• Extract to read
We expect great things from Okinawa; Jubilee 2000 members and others will be holding summit vigils around the world, starting in Geneva. There will be a vigil in Bristol cathedral as dawn breaks in Okinawa, but before that the letters will flow and, as I said earlier, they will flow internationally. In Parliament, Ministers will be asked three questions. First, why has so little of the ․100 billion debt cancellation promised at Cologne been achieved and why has so little reached the HIPC countries? Secondly, my right hon. Friend the Chancellor said that the ․100 billion debt cancellation was a step on the road to a real solution. Is that still his view? What further action has he in mind? Finally, what further reforms of the International Monetary Fund are possible to strengthen the links between debt relief and poverty reduction? Millions of people around the world want their elected representatives to take action, and we must not fail them.
§ Dr. Jenny Tonge (Richmond Park)I congratulate the hon. Member for Bristol, West (Valerie Davey) on introducing the debate and express sadness and disappointment that those who joined us in the campaigns run by Jubilee 2000 last year are not present this morning.

• Requirement 1
Translate this sentence from the debt relief debate into Spanish: "Millions of people around the world want their elected representatives to take action, and we must not fail them."
• Requirement 2
Proceed with the parliamentary debate on debt cancellation, picking up right after its final sentence.
The records that follow the debate were taken from a separate source.

• Entries from a dataset
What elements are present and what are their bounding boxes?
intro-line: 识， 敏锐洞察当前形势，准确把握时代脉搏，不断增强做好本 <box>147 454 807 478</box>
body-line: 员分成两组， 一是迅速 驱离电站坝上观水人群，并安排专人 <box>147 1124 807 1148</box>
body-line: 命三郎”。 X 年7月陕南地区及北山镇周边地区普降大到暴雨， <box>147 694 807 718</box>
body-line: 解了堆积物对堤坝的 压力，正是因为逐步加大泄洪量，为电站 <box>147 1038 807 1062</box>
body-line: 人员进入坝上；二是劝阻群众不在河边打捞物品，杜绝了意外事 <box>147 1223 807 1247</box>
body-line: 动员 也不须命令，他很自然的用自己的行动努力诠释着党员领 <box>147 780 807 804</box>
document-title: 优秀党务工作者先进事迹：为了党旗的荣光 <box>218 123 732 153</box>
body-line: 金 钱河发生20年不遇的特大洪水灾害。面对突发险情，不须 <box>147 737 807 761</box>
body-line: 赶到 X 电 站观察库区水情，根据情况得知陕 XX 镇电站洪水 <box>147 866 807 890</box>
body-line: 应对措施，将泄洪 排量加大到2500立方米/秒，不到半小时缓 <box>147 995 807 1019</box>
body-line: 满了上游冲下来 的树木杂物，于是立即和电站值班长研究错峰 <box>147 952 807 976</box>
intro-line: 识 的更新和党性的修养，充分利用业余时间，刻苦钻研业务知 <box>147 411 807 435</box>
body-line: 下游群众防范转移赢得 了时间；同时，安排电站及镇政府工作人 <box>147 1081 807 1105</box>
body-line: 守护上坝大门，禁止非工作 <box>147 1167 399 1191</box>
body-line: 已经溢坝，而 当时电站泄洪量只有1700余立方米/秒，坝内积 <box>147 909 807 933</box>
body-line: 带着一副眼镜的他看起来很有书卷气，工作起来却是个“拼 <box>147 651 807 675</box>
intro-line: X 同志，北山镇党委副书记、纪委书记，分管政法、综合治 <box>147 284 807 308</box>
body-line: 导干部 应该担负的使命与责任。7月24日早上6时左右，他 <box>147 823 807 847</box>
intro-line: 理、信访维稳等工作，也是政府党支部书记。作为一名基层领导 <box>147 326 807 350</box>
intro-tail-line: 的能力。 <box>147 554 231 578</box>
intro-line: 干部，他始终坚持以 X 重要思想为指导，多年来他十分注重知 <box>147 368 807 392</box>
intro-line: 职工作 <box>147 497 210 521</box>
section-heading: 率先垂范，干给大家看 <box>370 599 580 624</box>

• Written reply 1
Millones de personas en todo el mundo quieren que sus representantes electos actúen, y no debemos fallarles.

• Written reply 2
It is unusual for me to do so, but I congratulate both the Government and the previous Tory Government on their efforts on debt relief. The right hon. and learned Member for Rushcliffe (Mr. Clarke) made one of the first moves when he was Chancellor of the Exchequer. I am delighted to acknowledge the work of the present Government—particularly the Chancellor of the Exchequer and the Secretary of State for International Development, who have taken great strides and raised the issue in many international contexts. Unfortunately, the hon. Member for Bristol, West is right that we all share a sense of disappointment that what was supposed to happen — forgiveness on account of the jubilee and the millennium, for example—has not materialised and little debt relief has been achieved.
I shall not make a long speech because the arguments are already well rehearsed. The World Bank, however, has just issued a report called, "Can Africa claim the 21st century?" Coming from the World Bank—responsible in the past and, regarding Tanzania, in the future—it is a sick report, which highlights a great deal of irresponsible lending. It is disturbing to pose the question whether Africa can survive in the present century and I wonder how far we have managed to assist its survival. We were promised a reduction by half of the number of people living in extreme poverty by 2015, yet the World Bank estimates that there are now 70 million more people living in poverty than there were a few years ago. We are obviously going backwards in the poverty stakes.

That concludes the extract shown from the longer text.